▶ _La tarea_: Cita literalmente una parte del fragmento sobre el crecimiento económico: empieza en las palabras "De hecho, creer" y termina después de "fondo el acelerador.".

▶ _Fragmento proporcionado_:
De hecho, creer que el crecimiento económico va a resolver nuestros
problemas existenciales es como pensar que podemos atravesar un muro
de hormigón al volante de un coche pisando a fondo el acelerador.
LA DECADENCIA DEL SISTEMA
“No es signo de salud estar bien adaptado a una sociedad profundamente enferma”(Jiddu Krishnamurti)
Sin embargo, hoy
en día es común escuchar a políticos, economistas y empresarios
afirmar que “el sistema capitalista es el menos malo” de todos
los que han existido a lo largo de la historia. Y que
“afortunadamente” ya empiezan a verse señales de “recuperación
económica”. Es decir, que la idea general es seguir creciendo y
expandiendo la economía tal y como lo hemos venido haciendo. Es
decir, sin tener en cuenta los costes humanos y medioambientales. De
lo que se trata es de “superar cuanto antes” el bache provocado
por la crisis financiera.

Datos de comprensión de documentos:
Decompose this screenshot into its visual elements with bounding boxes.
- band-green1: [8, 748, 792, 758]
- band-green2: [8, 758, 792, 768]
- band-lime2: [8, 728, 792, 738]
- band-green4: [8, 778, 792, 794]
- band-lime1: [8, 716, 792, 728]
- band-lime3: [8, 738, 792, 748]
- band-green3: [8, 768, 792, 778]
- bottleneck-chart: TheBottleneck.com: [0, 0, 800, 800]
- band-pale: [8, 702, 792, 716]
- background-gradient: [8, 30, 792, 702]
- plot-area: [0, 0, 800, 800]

▶ _Respuesta_:
De hecho, creer que el crecimiento económico va a resolver nuestros
problemas existenciales es como pensar que podemos atravesar un muro
de hormigón al volante de un coche pisando a fondo el acelerador.